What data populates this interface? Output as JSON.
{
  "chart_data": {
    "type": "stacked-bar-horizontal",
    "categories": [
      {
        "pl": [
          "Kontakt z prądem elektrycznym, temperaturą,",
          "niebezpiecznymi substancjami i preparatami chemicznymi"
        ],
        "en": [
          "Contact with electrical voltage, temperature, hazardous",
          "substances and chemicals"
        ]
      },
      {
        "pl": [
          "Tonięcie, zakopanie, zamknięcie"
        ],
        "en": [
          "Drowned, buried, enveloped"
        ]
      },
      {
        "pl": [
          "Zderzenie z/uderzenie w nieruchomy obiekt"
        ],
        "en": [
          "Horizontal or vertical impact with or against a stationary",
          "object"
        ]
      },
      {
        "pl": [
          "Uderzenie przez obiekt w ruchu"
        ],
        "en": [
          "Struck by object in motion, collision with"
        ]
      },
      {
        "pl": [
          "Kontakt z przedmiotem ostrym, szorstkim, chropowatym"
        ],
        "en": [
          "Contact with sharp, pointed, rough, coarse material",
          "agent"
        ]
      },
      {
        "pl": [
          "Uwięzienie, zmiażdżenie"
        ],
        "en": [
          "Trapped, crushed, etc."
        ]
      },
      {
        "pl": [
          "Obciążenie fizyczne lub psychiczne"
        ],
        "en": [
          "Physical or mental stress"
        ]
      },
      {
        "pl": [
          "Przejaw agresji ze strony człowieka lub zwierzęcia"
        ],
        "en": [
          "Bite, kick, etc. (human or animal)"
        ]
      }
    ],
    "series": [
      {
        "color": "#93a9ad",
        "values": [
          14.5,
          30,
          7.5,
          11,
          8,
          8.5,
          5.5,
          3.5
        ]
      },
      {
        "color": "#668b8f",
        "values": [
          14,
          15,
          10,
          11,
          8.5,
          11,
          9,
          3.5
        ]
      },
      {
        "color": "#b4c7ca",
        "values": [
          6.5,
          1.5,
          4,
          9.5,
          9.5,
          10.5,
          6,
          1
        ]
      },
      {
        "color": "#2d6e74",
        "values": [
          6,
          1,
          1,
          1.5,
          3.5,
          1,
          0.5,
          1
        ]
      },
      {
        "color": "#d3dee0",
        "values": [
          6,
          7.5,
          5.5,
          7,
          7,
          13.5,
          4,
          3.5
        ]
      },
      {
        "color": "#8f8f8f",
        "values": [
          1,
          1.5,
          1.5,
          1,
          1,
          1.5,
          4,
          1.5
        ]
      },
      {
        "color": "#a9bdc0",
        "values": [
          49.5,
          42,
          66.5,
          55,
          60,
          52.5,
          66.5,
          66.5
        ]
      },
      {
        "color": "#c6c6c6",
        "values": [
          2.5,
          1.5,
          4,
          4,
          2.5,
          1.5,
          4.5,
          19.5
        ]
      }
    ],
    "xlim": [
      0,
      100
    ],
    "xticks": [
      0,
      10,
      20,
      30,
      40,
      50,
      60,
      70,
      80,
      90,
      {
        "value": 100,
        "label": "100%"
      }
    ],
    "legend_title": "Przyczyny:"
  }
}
-----
**Problem to work on**
Pull out each line holding the string "object".

**Worked solution**
          "object"
          "Struck by object in motion, collision with"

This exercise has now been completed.